## EXERCISE BRIEF
Each line that holds the word "Your" is to be identified and copied.

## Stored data

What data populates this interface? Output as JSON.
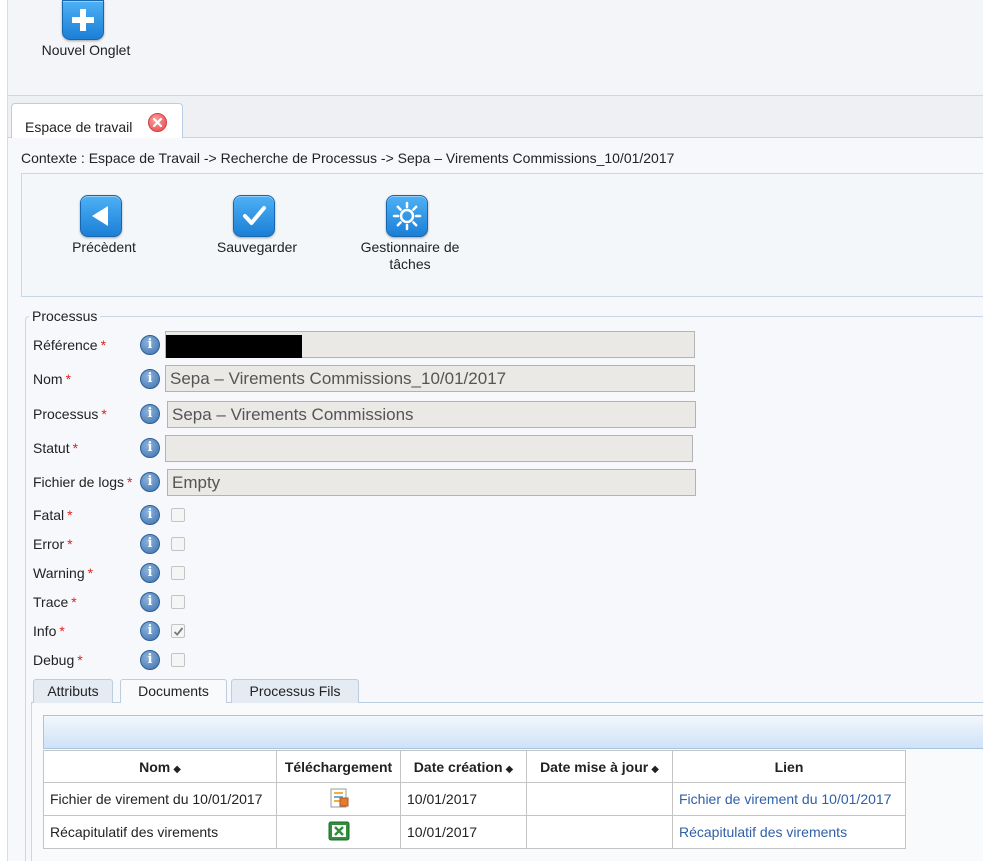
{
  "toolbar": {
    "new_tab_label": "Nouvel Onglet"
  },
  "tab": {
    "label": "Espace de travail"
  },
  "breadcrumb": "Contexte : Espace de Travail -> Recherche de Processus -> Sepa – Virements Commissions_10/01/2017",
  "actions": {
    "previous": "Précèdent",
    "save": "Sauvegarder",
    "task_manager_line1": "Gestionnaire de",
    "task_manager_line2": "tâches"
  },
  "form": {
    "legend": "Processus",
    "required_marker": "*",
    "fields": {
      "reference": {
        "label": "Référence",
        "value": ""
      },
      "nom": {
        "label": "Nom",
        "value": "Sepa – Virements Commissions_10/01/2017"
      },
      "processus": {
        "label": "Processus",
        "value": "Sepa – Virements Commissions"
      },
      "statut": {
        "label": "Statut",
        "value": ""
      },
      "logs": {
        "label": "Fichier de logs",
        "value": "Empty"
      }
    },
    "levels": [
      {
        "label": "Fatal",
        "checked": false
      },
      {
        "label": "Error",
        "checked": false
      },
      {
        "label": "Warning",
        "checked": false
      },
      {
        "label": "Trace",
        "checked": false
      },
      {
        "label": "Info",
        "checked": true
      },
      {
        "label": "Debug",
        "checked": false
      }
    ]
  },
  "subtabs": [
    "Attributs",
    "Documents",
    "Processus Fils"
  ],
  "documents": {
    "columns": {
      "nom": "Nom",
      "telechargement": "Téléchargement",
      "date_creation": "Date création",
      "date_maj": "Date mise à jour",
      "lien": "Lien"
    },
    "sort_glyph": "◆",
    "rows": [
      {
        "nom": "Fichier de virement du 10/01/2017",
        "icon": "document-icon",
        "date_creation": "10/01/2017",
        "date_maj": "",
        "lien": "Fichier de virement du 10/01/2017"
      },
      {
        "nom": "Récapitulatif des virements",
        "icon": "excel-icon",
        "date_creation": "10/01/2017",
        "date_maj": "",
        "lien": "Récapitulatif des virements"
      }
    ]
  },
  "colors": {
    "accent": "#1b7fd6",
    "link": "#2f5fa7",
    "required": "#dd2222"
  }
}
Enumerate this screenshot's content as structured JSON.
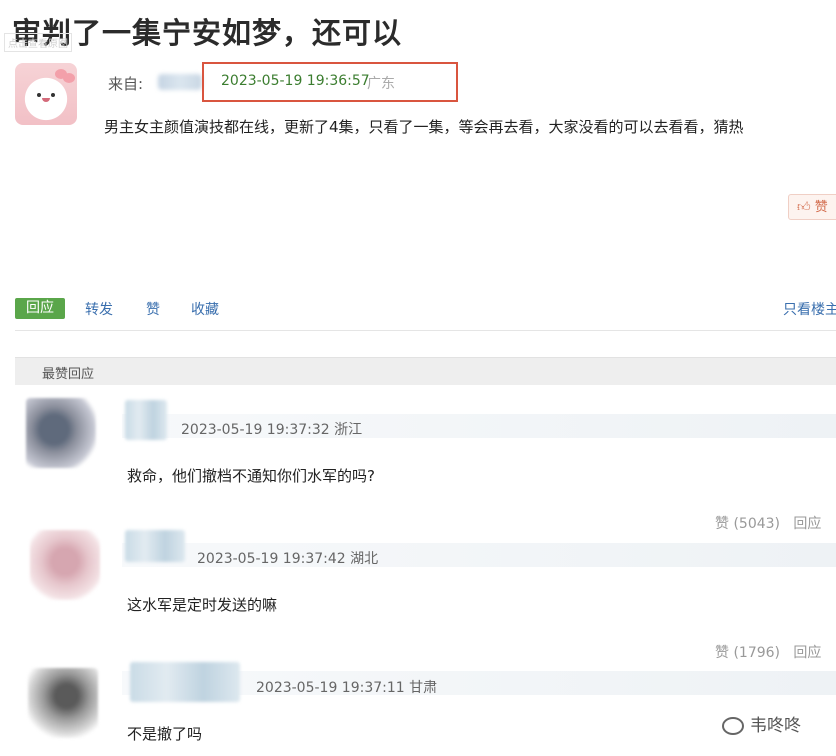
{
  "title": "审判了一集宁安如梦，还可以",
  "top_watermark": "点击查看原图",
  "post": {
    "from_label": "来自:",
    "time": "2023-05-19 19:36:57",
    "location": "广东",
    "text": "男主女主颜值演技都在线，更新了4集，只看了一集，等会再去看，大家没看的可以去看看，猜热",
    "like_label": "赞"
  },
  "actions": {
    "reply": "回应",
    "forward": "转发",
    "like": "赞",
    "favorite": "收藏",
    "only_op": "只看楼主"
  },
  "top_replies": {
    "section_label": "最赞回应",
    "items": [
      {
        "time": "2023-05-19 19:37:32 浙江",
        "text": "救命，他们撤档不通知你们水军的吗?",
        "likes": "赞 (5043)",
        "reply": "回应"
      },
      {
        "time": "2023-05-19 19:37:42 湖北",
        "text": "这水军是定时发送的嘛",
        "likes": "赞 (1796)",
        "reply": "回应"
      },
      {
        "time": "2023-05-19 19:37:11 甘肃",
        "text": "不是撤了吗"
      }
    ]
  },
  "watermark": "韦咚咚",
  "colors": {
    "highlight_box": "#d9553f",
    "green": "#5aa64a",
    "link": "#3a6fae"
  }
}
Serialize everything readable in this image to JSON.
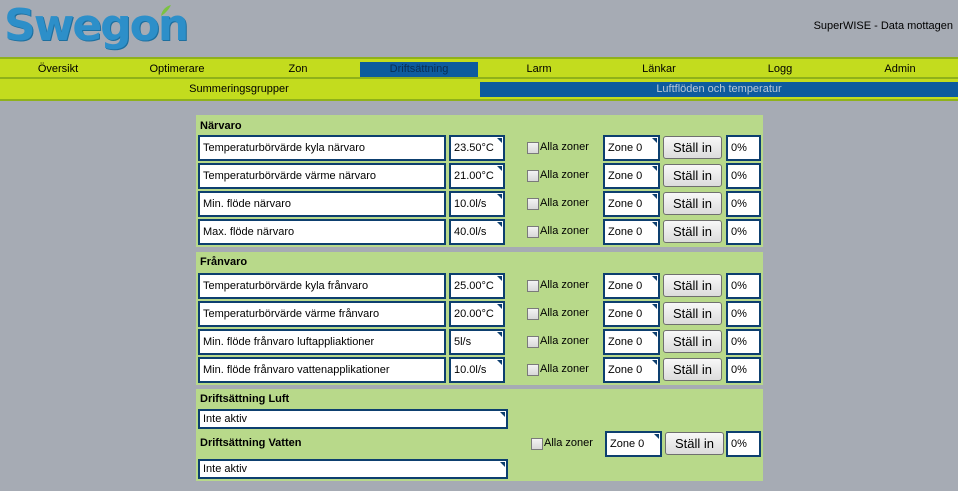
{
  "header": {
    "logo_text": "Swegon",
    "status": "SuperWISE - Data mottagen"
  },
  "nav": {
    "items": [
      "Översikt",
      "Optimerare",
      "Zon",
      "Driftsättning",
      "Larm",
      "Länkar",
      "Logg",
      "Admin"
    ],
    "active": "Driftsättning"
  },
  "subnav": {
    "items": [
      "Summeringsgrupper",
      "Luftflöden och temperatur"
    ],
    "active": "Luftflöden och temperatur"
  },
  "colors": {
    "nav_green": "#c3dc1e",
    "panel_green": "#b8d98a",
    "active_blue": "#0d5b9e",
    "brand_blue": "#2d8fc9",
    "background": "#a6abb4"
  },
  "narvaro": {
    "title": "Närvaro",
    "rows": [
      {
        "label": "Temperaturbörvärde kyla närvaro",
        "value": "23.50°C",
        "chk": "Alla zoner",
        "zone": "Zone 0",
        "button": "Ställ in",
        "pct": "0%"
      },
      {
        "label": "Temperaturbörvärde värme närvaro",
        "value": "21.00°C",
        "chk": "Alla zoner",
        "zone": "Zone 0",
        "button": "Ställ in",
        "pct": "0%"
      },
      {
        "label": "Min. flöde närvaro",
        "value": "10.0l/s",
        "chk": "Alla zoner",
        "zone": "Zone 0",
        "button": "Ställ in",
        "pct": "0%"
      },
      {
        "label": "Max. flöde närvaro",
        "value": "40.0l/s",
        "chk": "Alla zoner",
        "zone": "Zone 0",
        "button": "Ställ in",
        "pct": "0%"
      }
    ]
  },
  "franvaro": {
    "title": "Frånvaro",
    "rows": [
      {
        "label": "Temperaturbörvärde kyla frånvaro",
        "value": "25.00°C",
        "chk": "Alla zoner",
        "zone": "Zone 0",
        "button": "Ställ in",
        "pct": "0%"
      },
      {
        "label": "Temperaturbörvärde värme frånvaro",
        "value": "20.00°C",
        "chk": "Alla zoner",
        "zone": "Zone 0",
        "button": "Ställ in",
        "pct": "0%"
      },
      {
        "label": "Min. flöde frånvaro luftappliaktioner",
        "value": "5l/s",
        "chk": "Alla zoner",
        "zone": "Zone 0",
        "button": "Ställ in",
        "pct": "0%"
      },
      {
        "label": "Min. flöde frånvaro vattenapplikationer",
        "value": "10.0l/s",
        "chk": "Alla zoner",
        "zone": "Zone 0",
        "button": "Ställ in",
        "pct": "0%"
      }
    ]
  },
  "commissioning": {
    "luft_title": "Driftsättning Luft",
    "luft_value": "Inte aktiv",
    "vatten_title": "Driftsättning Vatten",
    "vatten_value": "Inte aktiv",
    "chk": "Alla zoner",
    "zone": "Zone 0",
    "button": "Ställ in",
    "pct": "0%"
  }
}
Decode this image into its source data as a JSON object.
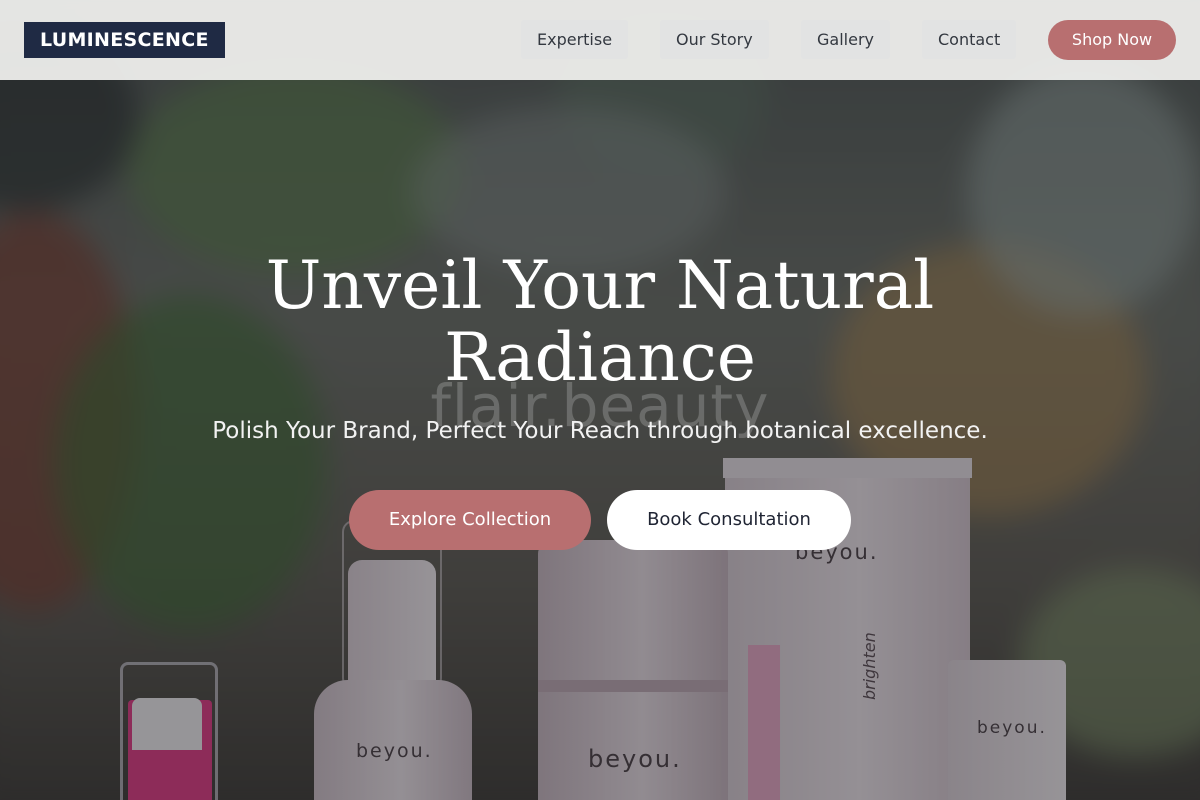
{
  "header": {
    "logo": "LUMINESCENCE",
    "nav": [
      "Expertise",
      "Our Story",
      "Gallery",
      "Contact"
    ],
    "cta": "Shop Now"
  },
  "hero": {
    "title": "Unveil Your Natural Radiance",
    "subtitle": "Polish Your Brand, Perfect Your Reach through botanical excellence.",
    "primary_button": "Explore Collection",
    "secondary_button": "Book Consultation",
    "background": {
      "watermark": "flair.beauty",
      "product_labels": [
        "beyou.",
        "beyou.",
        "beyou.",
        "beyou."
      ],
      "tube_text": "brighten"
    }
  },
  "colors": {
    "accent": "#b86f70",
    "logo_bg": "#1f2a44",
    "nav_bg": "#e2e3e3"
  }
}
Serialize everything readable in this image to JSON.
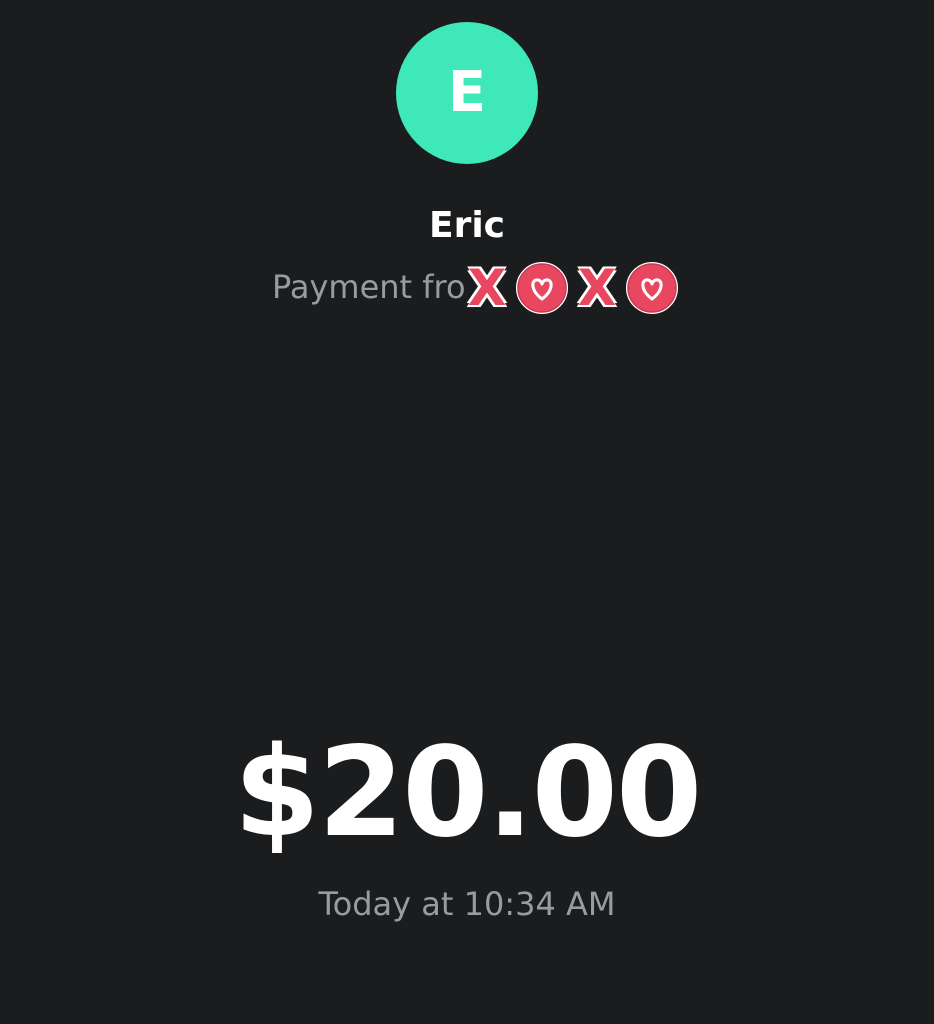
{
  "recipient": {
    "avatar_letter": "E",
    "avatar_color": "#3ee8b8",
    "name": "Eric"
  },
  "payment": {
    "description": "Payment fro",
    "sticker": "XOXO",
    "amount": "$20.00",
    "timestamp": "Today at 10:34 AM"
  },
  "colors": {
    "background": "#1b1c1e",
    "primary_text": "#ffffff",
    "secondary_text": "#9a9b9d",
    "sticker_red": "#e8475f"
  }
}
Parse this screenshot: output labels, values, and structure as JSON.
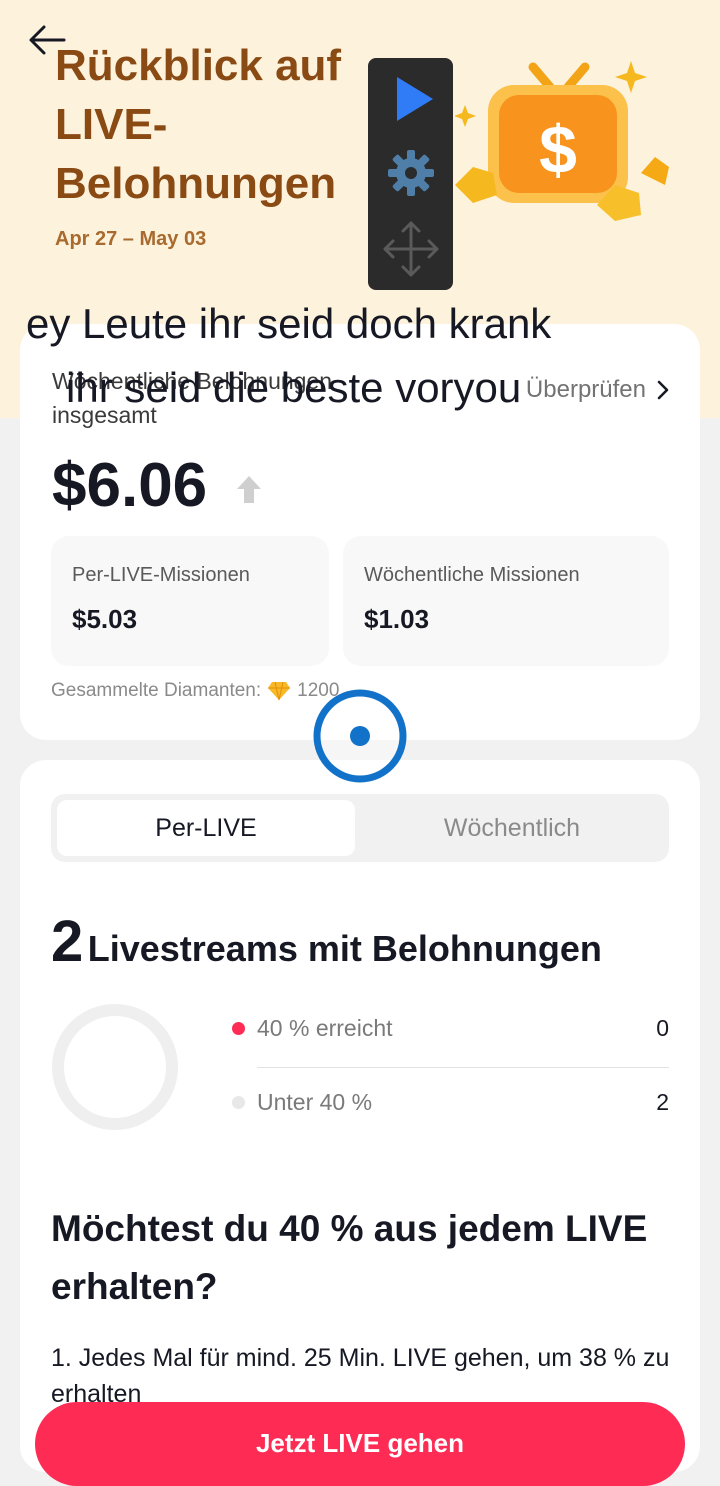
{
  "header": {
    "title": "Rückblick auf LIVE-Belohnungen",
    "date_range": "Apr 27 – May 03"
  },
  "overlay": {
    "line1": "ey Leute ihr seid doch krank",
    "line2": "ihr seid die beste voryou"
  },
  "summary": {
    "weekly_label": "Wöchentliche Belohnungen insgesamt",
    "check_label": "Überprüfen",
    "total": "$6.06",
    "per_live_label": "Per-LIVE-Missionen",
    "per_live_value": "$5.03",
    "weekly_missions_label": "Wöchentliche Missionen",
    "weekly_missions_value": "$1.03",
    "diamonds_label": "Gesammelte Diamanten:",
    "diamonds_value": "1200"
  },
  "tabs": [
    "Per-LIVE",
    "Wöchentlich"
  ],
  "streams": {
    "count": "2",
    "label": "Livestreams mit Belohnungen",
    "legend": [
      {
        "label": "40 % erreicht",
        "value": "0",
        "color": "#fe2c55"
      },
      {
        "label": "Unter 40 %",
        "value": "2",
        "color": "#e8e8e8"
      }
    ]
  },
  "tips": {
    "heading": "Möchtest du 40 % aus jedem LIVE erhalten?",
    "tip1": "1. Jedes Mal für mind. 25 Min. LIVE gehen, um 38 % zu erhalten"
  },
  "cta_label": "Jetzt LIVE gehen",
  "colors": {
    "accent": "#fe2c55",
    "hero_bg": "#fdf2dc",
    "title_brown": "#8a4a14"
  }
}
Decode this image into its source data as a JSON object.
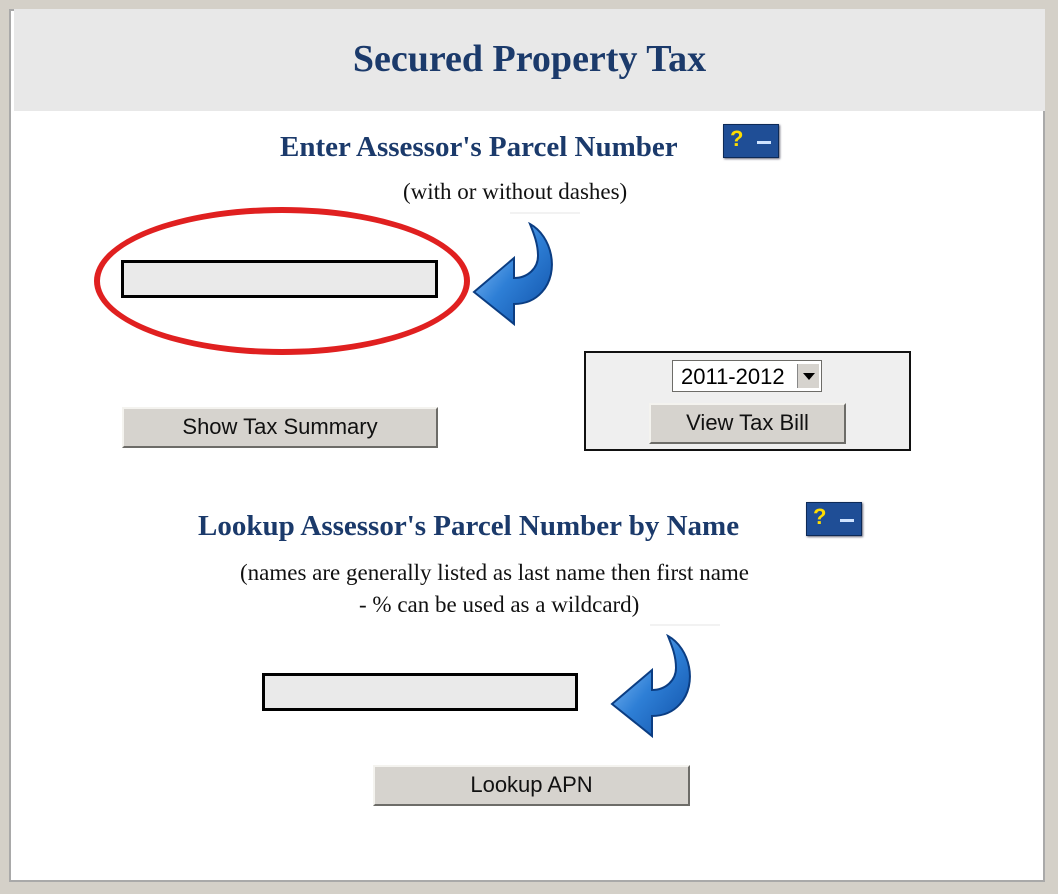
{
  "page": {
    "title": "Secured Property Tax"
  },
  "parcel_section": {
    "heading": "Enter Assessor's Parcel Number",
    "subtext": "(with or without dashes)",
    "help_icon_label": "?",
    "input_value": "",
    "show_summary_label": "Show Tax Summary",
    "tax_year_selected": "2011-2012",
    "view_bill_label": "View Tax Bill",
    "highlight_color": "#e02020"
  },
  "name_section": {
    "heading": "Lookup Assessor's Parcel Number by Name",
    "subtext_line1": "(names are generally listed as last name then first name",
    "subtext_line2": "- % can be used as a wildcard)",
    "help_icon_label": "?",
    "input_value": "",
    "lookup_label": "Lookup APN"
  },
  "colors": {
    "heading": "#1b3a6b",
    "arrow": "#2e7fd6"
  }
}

## SOLUTION FOR THIS TASK
    "title": "Unveil Your Natural Radiance",
    "subtitle": "Polish Your Brand, Perfect Your Reach through botanical excellence.",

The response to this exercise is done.